**Problem to solve**
Copy each line exactly.

::: Data shown

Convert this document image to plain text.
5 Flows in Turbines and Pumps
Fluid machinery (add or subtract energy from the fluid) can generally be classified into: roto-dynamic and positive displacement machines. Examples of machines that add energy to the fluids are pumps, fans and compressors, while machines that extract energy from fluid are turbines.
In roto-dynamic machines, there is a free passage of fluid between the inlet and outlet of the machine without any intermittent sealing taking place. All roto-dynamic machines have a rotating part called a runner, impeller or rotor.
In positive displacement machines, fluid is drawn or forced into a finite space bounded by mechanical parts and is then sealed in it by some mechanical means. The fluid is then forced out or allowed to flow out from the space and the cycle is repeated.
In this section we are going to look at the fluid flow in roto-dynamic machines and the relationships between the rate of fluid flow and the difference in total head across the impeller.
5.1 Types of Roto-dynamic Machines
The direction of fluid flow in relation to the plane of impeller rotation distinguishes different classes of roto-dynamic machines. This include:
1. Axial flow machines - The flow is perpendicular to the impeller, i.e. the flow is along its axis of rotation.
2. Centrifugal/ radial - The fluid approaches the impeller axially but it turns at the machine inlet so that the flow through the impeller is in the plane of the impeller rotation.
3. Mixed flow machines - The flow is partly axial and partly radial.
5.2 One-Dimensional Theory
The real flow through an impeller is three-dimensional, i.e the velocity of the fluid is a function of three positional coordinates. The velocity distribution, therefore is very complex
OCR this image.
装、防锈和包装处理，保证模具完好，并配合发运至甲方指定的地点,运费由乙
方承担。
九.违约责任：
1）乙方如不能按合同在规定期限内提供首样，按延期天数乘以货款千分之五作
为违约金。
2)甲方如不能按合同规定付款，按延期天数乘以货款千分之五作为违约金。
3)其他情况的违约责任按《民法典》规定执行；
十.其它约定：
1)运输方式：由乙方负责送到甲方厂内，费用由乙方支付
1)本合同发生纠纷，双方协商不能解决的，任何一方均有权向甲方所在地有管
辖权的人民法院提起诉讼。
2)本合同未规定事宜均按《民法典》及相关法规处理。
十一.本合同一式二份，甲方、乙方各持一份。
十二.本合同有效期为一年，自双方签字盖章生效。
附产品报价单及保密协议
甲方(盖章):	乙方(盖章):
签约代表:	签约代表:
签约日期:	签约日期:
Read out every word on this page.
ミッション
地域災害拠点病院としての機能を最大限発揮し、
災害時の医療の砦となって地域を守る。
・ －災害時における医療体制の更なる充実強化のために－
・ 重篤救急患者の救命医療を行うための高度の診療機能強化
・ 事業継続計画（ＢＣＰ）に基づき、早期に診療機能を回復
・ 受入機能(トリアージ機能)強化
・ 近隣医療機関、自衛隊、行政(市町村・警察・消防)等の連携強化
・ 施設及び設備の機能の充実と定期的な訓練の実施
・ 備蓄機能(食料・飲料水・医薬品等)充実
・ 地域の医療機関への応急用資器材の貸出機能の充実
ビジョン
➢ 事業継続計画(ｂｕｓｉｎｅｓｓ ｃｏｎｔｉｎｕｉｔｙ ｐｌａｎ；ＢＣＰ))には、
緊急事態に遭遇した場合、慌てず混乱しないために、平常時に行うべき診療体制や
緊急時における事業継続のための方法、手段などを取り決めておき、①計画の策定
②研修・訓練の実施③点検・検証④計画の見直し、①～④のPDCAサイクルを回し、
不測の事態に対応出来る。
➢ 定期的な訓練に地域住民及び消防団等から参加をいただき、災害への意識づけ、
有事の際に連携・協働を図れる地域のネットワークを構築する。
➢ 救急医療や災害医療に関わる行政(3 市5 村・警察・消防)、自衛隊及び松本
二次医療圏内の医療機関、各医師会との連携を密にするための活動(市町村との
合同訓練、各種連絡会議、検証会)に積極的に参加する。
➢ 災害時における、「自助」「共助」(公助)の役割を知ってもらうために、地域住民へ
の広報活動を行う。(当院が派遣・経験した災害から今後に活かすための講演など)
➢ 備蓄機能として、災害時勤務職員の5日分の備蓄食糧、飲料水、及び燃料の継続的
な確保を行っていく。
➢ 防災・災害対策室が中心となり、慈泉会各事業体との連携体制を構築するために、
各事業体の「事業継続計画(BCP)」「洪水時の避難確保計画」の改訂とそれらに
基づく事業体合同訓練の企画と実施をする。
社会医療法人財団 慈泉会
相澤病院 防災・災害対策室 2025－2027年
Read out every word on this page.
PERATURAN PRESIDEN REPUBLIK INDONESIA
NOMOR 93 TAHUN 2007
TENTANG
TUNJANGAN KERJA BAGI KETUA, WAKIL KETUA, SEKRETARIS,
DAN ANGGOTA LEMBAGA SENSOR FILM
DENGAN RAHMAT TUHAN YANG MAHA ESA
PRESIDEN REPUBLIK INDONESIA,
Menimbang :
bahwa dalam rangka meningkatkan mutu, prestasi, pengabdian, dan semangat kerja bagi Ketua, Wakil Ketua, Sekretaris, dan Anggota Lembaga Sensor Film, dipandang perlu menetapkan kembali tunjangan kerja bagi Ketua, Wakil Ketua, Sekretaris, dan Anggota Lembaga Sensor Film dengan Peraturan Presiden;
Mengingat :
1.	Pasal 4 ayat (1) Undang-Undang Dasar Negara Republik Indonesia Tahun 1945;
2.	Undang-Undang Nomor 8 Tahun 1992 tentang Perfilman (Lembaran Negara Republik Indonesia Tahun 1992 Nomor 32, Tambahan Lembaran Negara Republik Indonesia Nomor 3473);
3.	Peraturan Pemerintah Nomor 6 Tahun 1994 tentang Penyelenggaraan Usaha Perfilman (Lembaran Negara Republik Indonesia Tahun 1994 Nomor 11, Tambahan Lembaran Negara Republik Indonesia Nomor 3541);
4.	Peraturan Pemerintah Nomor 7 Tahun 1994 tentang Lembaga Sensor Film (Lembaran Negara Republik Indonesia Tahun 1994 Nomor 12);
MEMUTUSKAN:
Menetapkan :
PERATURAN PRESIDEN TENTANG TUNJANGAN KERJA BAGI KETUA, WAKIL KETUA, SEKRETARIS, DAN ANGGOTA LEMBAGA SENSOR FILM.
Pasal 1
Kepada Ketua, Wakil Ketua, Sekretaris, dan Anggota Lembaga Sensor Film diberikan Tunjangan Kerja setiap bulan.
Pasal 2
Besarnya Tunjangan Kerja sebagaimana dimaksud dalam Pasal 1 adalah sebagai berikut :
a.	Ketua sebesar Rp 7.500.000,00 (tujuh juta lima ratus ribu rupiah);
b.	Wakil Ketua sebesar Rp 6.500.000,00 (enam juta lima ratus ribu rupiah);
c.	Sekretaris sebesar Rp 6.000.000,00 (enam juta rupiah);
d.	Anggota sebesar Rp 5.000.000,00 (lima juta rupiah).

::::::

**Answer for the task**
Convert this document image to plain text.
5 Flows in Turbines and Pumps
Fluid machinery (add or subtract energy from the fluid) can generally be classified into: roto-dynamic and positive displacement machines. Examples of machines that add energy to the fluids are pumps, fans and compressors, while machines that extract energy from fluid are turbines.
In roto-dynamic machines, there is a free passage of fluid between the inlet and outlet of the machine without any intermittent sealing taking place. All roto-dynamic machines have a rotating part called a runner, impeller or rotor.
In positive displacement machines, fluid is drawn or forced into a finite space bounded by mechanical parts and is then sealed in it by some mechanical means. The fluid is then forced out or allowed to flow out from the space and the cycle is repeated.
In this section we are going to look at the fluid flow in roto-dynamic machines and the relationships between the rate of fluid flow and the difference in total head across the impeller.
5.1 Types of Roto-dynamic Machines
The direction of fluid flow in relation to the plane of impeller rotation distinguishes different classes of roto-dynamic machines. This include:
1. Axial flow machines - The flow is perpendicular to the impeller, i.e. the flow is along its axis of rotation.
2. Centrifugal/ radial - The fluid approaches the impeller axially but it turns at the machine inlet so that the flow through the impeller is in the plane of the impeller rotation.
3. Mixed flow machines - The flow is partly axial and partly radial.
5.2 One-Dimensional Theory
The real flow through an impeller is three-dimensional, i.e the velocity of the fluid is a function of three positional coordinates. The velocity distribution, therefore is very complex
OCR this image.
装、防锈和包装处理，保证模具完好，并配合发运至甲方指定的地点,运费由乙
方承担。
九.违约责任：
1）乙方如不能按合同在规定期限内提供首样，按延期天数乘以货款千分之五作
为违约金。
2)甲方如不能按合同规定付款，按延期天数乘以货款千分之五作为违约金。
3)其他情况的违约责任按《民法典》规定执行；
十.其它约定：
1)运输方式：由乙方负责送到甲方厂内，费用由乙方支付
1)本合同发生纠纷，双方协商不能解决的，任何一方均有权向甲方所在地有管
辖权的人民法院提起诉讼。
2)本合同未规定事宜均按《民法典》及相关法规处理。
十一.本合同一式二份，甲方、乙方各持一份。
十二.本合同有效期为一年，自双方签字盖章生效。
附产品报价单及保密协议
甲方(盖章):	乙方(盖章):
签约代表:	签约代表:
签约日期:	签约日期:
Read out every word on this page.
ミッション
地域災害拠点病院としての機能を最大限発揮し、
災害時の医療の砦となって地域を守る。
・ －災害時における医療体制の更なる充実強化のために－
・ 重篤救急患者の救命医療を行うための高度の診療機能強化
・ 事業継続計画（ＢＣＰ）に基づき、早期に診療機能を回復
・ 受入機能(トリアージ機能)強化
・ 近隣医療機関、自衛隊、行政(市町村・警察・消防)等の連携強化
・ 施設及び設備の機能の充実と定期的な訓練の実施
・ 備蓄機能(食料・飲料水・医薬品等)充実
・ 地域の医療機関への応急用資器材の貸出機能の充実
ビジョン
➢ 事業継続計画(ｂｕｓｉｎｅｓｓ ｃｏｎｔｉｎｕｉｔｙ ｐｌａｎ；ＢＣＰ))には、
緊急事態に遭遇した場合、慌てず混乱しないために、平常時に行うべき診療体制や
緊急時における事業継続のための方法、手段などを取り決めておき、①計画の策定
②研修・訓練の実施③点検・検証④計画の見直し、①～④のPDCAサイクルを回し、
不測の事態に対応出来る。
➢ 定期的な訓練に地域住民及び消防団等から参加をいただき、災害への意識づけ、
有事の際に連携・協働を図れる地域のネットワークを構築する。
➢ 救急医療や災害医療に関わる行政(3 市5 村・警察・消防)、自衛隊及び松本
二次医療圏内の医療機関、各医師会との連携を密にするための活動(市町村との
合同訓練、各種連絡会議、検証会)に積極的に参加する。
➢ 災害時における、「自助」「共助」(公助)の役割を知ってもらうために、地域住民へ
の広報活動を行う。(当院が派遣・経験した災害から今後に活かすための講演など)
➢ 備蓄機能として、災害時勤務職員の5日分の備蓄食糧、飲料水、及び燃料の継続的
な確保を行っていく。
➢ 防災・災害対策室が中心となり、慈泉会各事業体との連携体制を構築するために、
各事業体の「事業継続計画(BCP)」「洪水時の避難確保計画」の改訂とそれらに
基づく事業体合同訓練の企画と実施をする。
社会医療法人財団 慈泉会
相澤病院 防災・災害対策室 2025－2027年
Read out every word on this page.
PERATURAN PRESIDEN REPUBLIK INDONESIA
NOMOR 93 TAHUN 2007
TENTANG
TUNJANGAN KERJA BAGI KETUA, WAKIL KETUA, SEKRETARIS,
DAN ANGGOTA LEMBAGA SENSOR FILM
DENGAN RAHMAT TUHAN YANG MAHA ESA
PRESIDEN REPUBLIK INDONESIA,
Menimbang :
bahwa dalam rangka meningkatkan mutu, prestasi, pengabdian, dan semangat kerja bagi Ketua, Wakil Ketua, Sekretaris, dan Anggota Lembaga Sensor Film, dipandang perlu menetapkan kembali tunjangan kerja bagi Ketua, Wakil Ketua, Sekretaris, dan Anggota Lembaga Sensor Film dengan Peraturan Presiden;
Mengingat :
1.	Pasal 4 ayat (1) Undang-Undang Dasar Negara Republik Indonesia Tahun 1945;
2.	Undang-Undang Nomor 8 Tahun 1992 tentang Perfilman (Lembaran Negara Republik Indonesia Tahun 1992 Nomor 32, Tambahan Lembaran Negara Republik Indonesia Nomor 3473);
3.	Peraturan Pemerintah Nomor 6 Tahun 1994 tentang Penyelenggaraan Usaha Perfilman (Lembaran Negara Republik Indonesia Tahun 1994 Nomor 11, Tambahan Lembaran Negara Republik Indonesia Nomor 3541);
4.	Peraturan Pemerintah Nomor 7 Tahun 1994 tentang Lembaga Sensor Film (Lembaran Negara Republik Indonesia Tahun 1994 Nomor 12);
MEMUTUSKAN:
Menetapkan :
PERATURAN PRESIDEN TENTANG TUNJANGAN KERJA BAGI KETUA, WAKIL KETUA, SEKRETARIS, DAN ANGGOTA LEMBAGA SENSOR FILM.
Pasal 1
Kepada Ketua, Wakil Ketua, Sekretaris, dan Anggota Lembaga Sensor Film diberikan Tunjangan Kerja setiap bulan.
Pasal 2
Besarnya Tunjangan Kerja sebagaimana dimaksud dalam Pasal 1 adalah sebagai berikut :
a.	Ketua sebesar Rp 7.500.000,00 (tujuh juta lima ratus ribu rupiah);
b.	Wakil Ketua sebesar Rp 6.500.000,00 (enam juta lima ratus ribu rupiah);
c.	Sekretaris sebesar Rp 6.000.000,00 (enam juta rupiah);
d.	Anggota sebesar Rp 5.000.000,00 (lima juta rupiah).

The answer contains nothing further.